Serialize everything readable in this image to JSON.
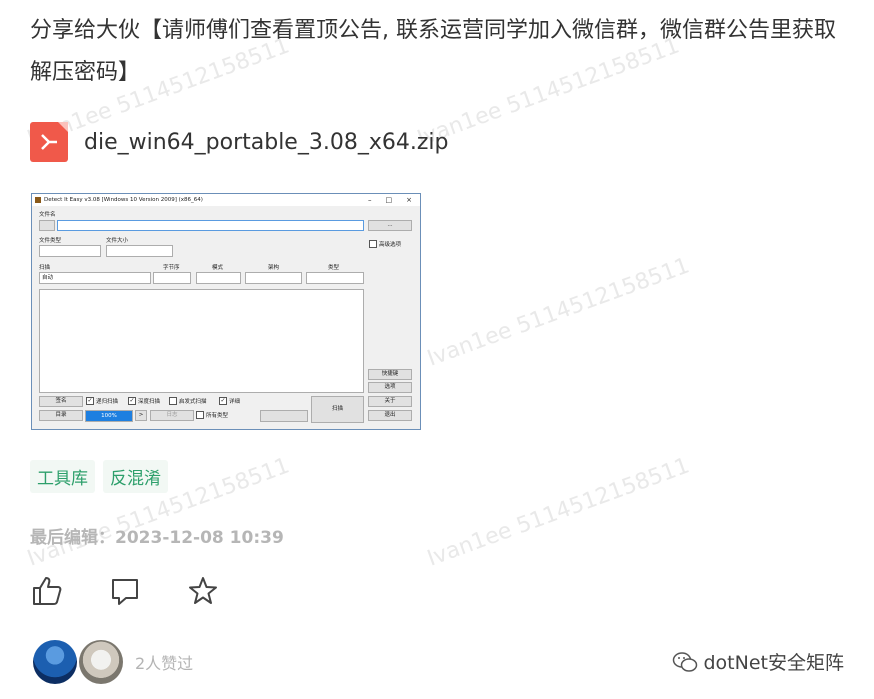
{
  "intro_text": "分享给大伙【请师傅们查看置顶公告, 联系运营同学加入微信群，微信群公告里获取解压密码】",
  "watermark": "Ivan1ee 5114512158511",
  "attachment": {
    "filename": "die_win64_portable_3.08_x64.zip",
    "icon": "pdf-like-file-icon"
  },
  "app_window": {
    "title": "Detect It Easy v3.08 [Windows 10 Version 2009] (x86_64)",
    "window_controls": [
      "–",
      "□",
      "×"
    ],
    "file_name_label": "文件名",
    "browse_button": "...",
    "file_type_label": "文件类型",
    "file_size_label": "文件大小",
    "advanced_label": "高级选项",
    "scan_label": "扫描",
    "scan_mode": "自动",
    "columns": [
      "字节序",
      "模式",
      "架构",
      "类型"
    ],
    "side_buttons": [
      "快捷键",
      "选项",
      "关于",
      "退出"
    ],
    "signature_button": "签名",
    "recursive_scan": "递归扫描",
    "deep_scan": "深度扫描",
    "heuristic_scan": "启发式扫描",
    "verbose": "详细",
    "dir_button": "目录",
    "progress_text": "100%",
    "progress": 1.0,
    "arrow_button": ">",
    "log_button": "日志",
    "all_types": "所有类型",
    "scan_button": "扫描"
  },
  "tags": [
    "工具库",
    "反混淆"
  ],
  "edit_info": "最后编辑：2023-12-08 10:39",
  "actions": [
    "thumbs-up-icon",
    "comment-icon",
    "star-icon"
  ],
  "likes_text": "2人赞过",
  "brand_name": "dotNet安全矩阵"
}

━━━━

Print out every entry above without changing a word, and leave out the pictures.

Serialize everything readable in this image to JSON.
{
  "intro_text": "分享给大伙【请师傅们查看置顶公告, 联系运营同学加入微信群，微信群公告里获取解压密码】",
  "watermark": "Ivan1ee 5114512158511",
  "attachment": {
    "filename": "die_win64_portable_3.08_x64.zip",
    "icon": "pdf-like-file-icon"
  },
  "app_window": {
    "title": "Detect It Easy v3.08 [Windows 10 Version 2009] (x86_64)",
    "window_controls": [
      "–",
      "□",
      "×"
    ],
    "file_name_label": "文件名",
    "browse_button": "...",
    "file_type_label": "文件类型",
    "file_size_label": "文件大小",
    "advanced_label": "高级选项",
    "scan_label": "扫描",
    "scan_mode": "自动",
    "columns": [
      "字节序",
      "模式",
      "架构",
      "类型"
    ],
    "side_buttons": [
      "快捷键",
      "选项",
      "关于",
      "退出"
    ],
    "signature_button": "签名",
    "recursive_scan": "递归扫描",
    "deep_scan": "深度扫描",
    "heuristic_scan": "启发式扫描",
    "verbose": "详细",
    "dir_button": "目录",
    "progress_text": "100%",
    "progress": 1.0,
    "arrow_button": ">",
    "log_button": "日志",
    "all_types": "所有类型",
    "scan_button": "扫描"
  },
  "tags": [
    "工具库",
    "反混淆"
  ],
  "edit_info": "最后编辑：2023-12-08 10:39",
  "actions": [
    "thumbs-up-icon",
    "comment-icon",
    "star-icon"
  ],
  "likes_text": "2人赞过",
  "brand_name": "dotNet安全矩阵"
}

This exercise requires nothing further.